**Data for this task**
☆ ☆ ☆
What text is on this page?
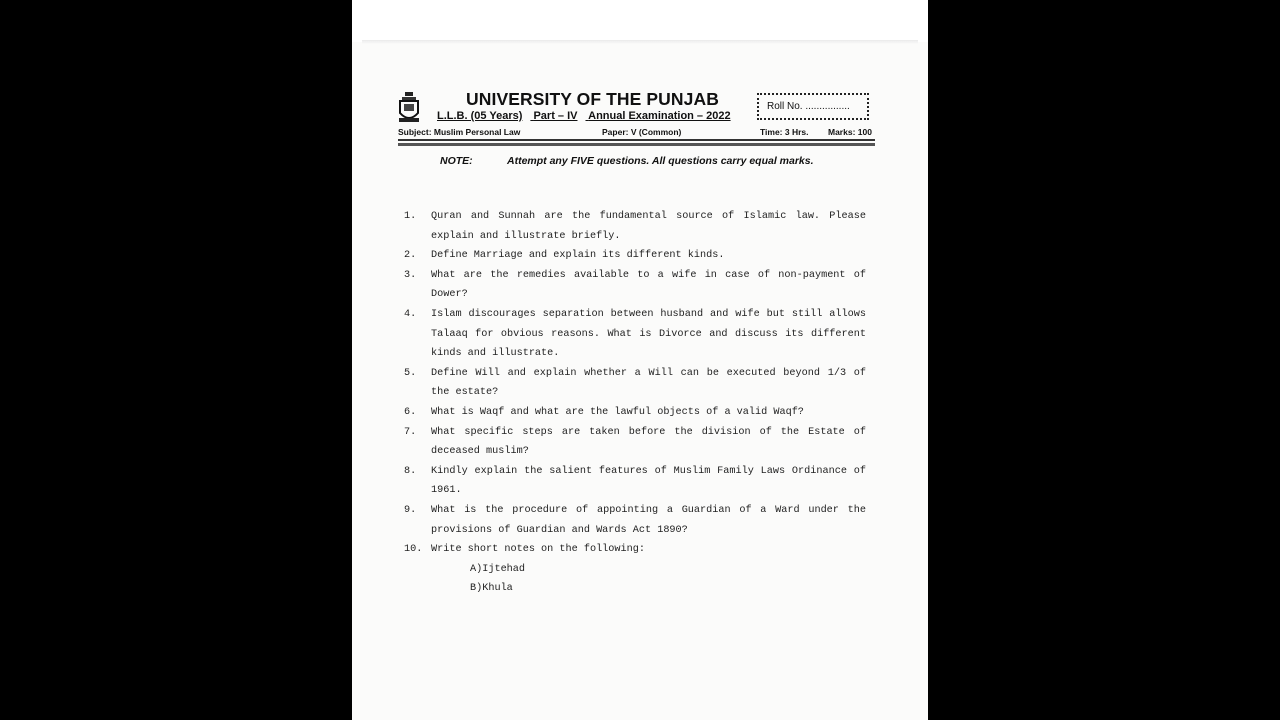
UNIVERSITY OF THE PUNJAB
L.L.B. (05 Years) Part – IV Annual Examination – 2022
Roll No. ................
Subject: Muslim Personal Law	Paper: V (Common)	Time: 3 Hrs. Marks: 100
NOTE:	Attempt any FIVE questions. All questions carry equal marks.
1.	Quran and Sunnah are the fundamental source of Islamic law. Please explain and illustrate briefly.
2.	Define Marriage and explain its different kinds.
3.	What are the remedies available to a wife in case of non-payment of Dower?
4.	Islam discourages separation between husband and wife but still allows Talaaq for obvious reasons. What is Divorce and discuss its different kinds and illustrate.
5.	Define Will and explain whether a Will can be executed beyond 1/3 of the estate?
6.	What is Waqf and what are the lawful objects of a valid Waqf?
7.	What specific steps are taken before the division of the Estate of deceased muslim?
8.	Kindly explain the salient features of Muslim Family Laws Ordinance of 1961.
9.	What is the procedure of appointing a Guardian of a Ward under the provisions of Guardian and Wards Act 1890?
10. Write short notes on the following:
A)Ijtehad
B)Khula
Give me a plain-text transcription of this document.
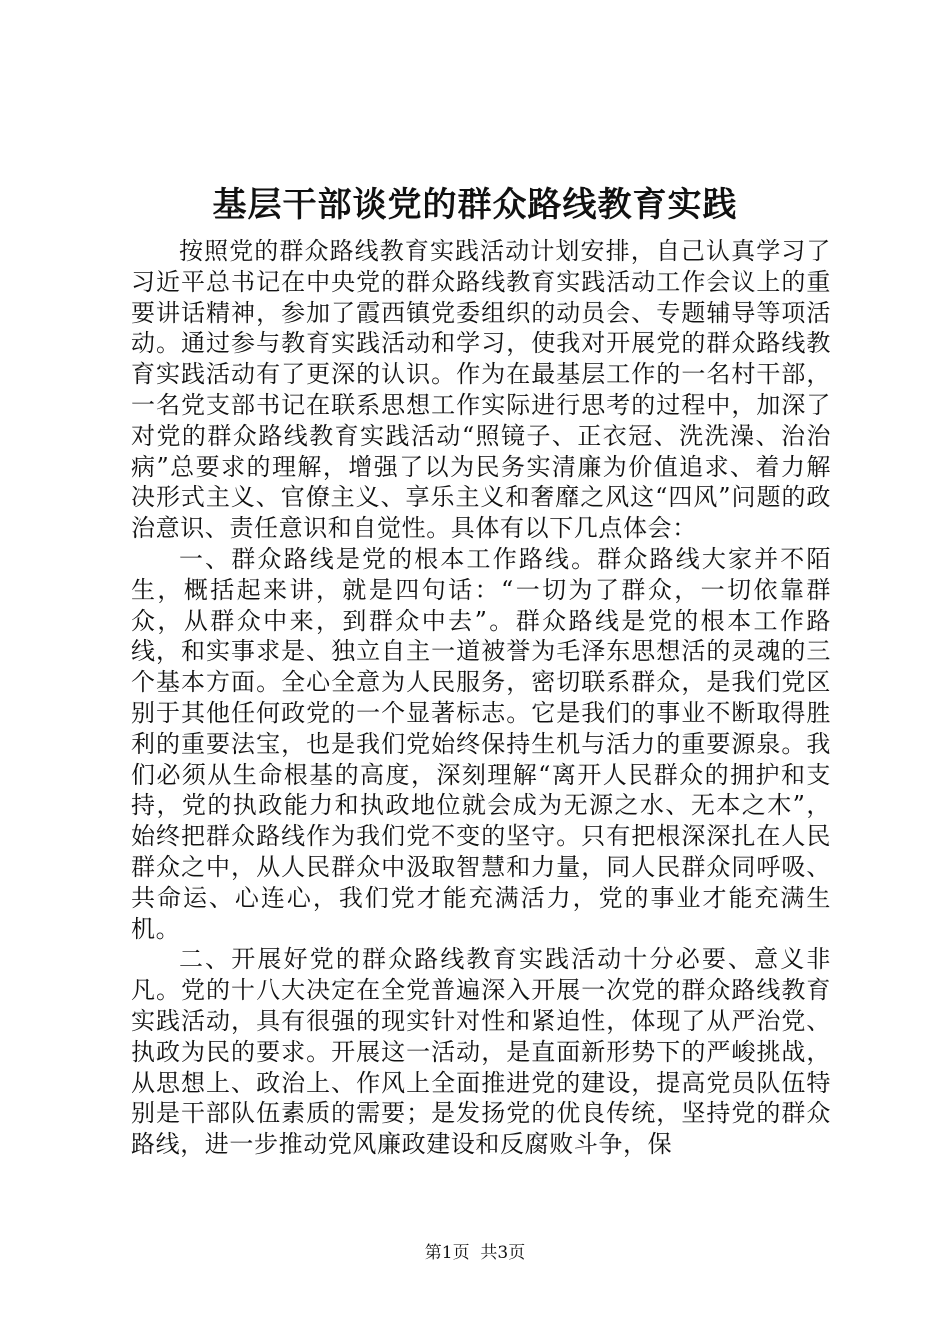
基层干部谈党的群众路线教育实践

按照党的群众路线教育实践活动计划安排，自己认真学习了习近平总书记在中央党的群众路线教育实践活动工作会议上的重要讲话精神，参加了霞西镇党委组织的动员会、专题辅导等项活动。通过参与教育实践活动和学习，使我对开展党的群众路线教育实践活动有了更深的认识。作为在最基层工作的一名村干部，一名党支部书记在联系思想工作实际进行思考的过程中，加深了对党的群众路线教育实践活动“照镜子、正衣冠、洗洗澡、治治病”总要求的理解，增强了以为民务实清廉为价值追求、着力解决形式主义、官僚主义、享乐主义和奢靡之风这“四风”问题的政治意识、责任意识和自觉性。具体有以下几点体会：

一、群众路线是党的根本工作路线。群众路线大家并不陌生，概括起来讲，就是四句话：“一切为了群众，一切依靠群众，从群众中来，到群众中去”。群众路线是党的根本工作路线，和实事求是、独立自主一道被誉为毛泽东思想活的灵魂的三个基本方面。全心全意为人民服务，密切联系群众，是我们党区别于其他任何政党的一个显著标志。它是我们的事业不断取得胜利的重要法宝，也是我们党始终保持生机与活力的重要源泉。我们必须从生命根基的高度，深刻理解“离开人民群众的拥护和支持，党的执政能力和执政地位就会成为无源之水、无本之木”，始终把群众路线作为我们党不变的坚守。只有把根深深扎在人民群众之中，从人民群众中汲取智慧和力量，同人民群众同呼吸、共命运、心连心，我们党才能充满活力，党的事业才能充满生机。

二、开展好党的群众路线教育实践活动十分必要、意义非凡。党的十八大决定在全党普遍深入开展一次党的群众路线教育实践活动，具有很强的现实针对性和紧迫性，体现了从严治党、执政为民的要求。开展这一活动，是直面新形势下的严峻挑战，从思想上、政治上、作风上全面推进党的建设，提高党员队伍特别是干部队伍素质的需要；是发扬党的优良传统，坚持党的群众路线，进一步推动党风廉政建设和反腐败斗争，保

第1页 共3页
☆ ☆ ☆
**Brief**
Reproduce each line of the records exactly, and omit every picture.

**Solved problem**
What text is on this page?
UNIVERSITY OF THE PUNJAB
L.L.B. (05 Years) Part – IV Annual Examination – 2022
Roll No. ................
Subject: Muslim Personal Law	Paper: V (Common)	Time: 3 Hrs. Marks: 100
NOTE:	Attempt any FIVE questions. All questions carry equal marks.
1.	Quran and Sunnah are the fundamental source of Islamic law. Please explain and illustrate briefly.
2.	Define Marriage and explain its different kinds.
3.	What are the remedies available to a wife in case of non-payment of Dower?
4.	Islam discourages separation between husband and wife but still allows Talaaq for obvious reasons. What is Divorce and discuss its different kinds and illustrate.
5.	Define Will and explain whether a Will can be executed beyond 1/3 of the estate?
6.	What is Waqf and what are the lawful objects of a valid Waqf?
7.	What specific steps are taken before the division of the Estate of deceased muslim?
8.	Kindly explain the salient features of Muslim Family Laws Ordinance of 1961.
9.	What is the procedure of appointing a Guardian of a Ward under the provisions of Guardian and Wards Act 1890?
10. Write short notes on the following:
A)Ijtehad
B)Khula
Give me a plain-text transcription of this document.
基层干部谈党的群众路线教育实践

按照党的群众路线教育实践活动计划安排，自己认真学习了习近平总书记在中央党的群众路线教育实践活动工作会议上的重要讲话精神，参加了霞西镇党委组织的动员会、专题辅导等项活动。通过参与教育实践活动和学习，使我对开展党的群众路线教育实践活动有了更深的认识。作为在最基层工作的一名村干部，一名党支部书记在联系思想工作实际进行思考的过程中，加深了对党的群众路线教育实践活动“照镜子、正衣冠、洗洗澡、治治病”总要求的理解，增强了以为民务实清廉为价值追求、着力解决形式主义、官僚主义、享乐主义和奢靡之风这“四风”问题的政治意识、责任意识和自觉性。具体有以下几点体会：

一、群众路线是党的根本工作路线。群众路线大家并不陌生，概括起来讲，就是四句话：“一切为了群众，一切依靠群众，从群众中来，到群众中去”。群众路线是党的根本工作路线，和实事求是、独立自主一道被誉为毛泽东思想活的灵魂的三个基本方面。全心全意为人民服务，密切联系群众，是我们党区别于其他任何政党的一个显著标志。它是我们的事业不断取得胜利的重要法宝，也是我们党始终保持生机与活力的重要源泉。我们必须从生命根基的高度，深刻理解“离开人民群众的拥护和支持，党的执政能力和执政地位就会成为无源之水、无本之木”，始终把群众路线作为我们党不变的坚守。只有把根深深扎在人民群众之中，从人民群众中汲取智慧和力量，同人民群众同呼吸、共命运、心连心，我们党才能充满活力，党的事业才能充满生机。

二、开展好党的群众路线教育实践活动十分必要、意义非凡。党的十八大决定在全党普遍深入开展一次党的群众路线教育实践活动，具有很强的现实针对性和紧迫性，体现了从严治党、执政为民的要求。开展这一活动，是直面新形势下的严峻挑战，从思想上、政治上、作风上全面推进党的建设，提高党员队伍特别是干部队伍素质的需要；是发扬党的优良传统，坚持党的群众路线，进一步推动党风廉政建设和反腐败斗争，保

第1页 共3页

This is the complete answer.